Data excerpts

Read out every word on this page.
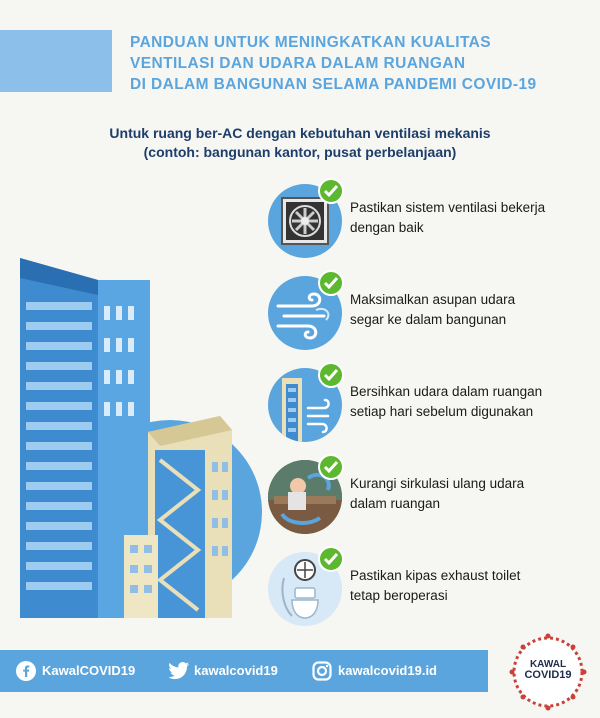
PANDUAN UNTUK MENINGKATKAN KUALITAS
VENTILASI DAN UDARA DALAM RUANGAN
DI DALAM BANGUNAN SELAMA PANDEMI COVID-19
Untuk ruang ber-AC dengan kebutuhan ventilasi mekanis
(contoh: bangunan kantor, pusat perbelanjaan)
Pastikan sistem ventilasi bekerja
dengan baik
Maksimalkan asupan udara
segar ke dalam bangunan
Bersihkan udara dalam ruangan
setiap hari sebelum digunakan
Kurangi sirkulasi ulang udara
dalam ruangan
Pastikan kipas exhaust toilet
tetap beroperasi
KawalCOVID19	kawalcovid19	kawalcovid19.id	KAWAL
COVID19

- What you need to do
Gather all lines from the records above in which "dengan" appears.

- Exercise answer
Untuk ruang ber-AC dengan kebutuhan ventilasi mekanis
dengan baik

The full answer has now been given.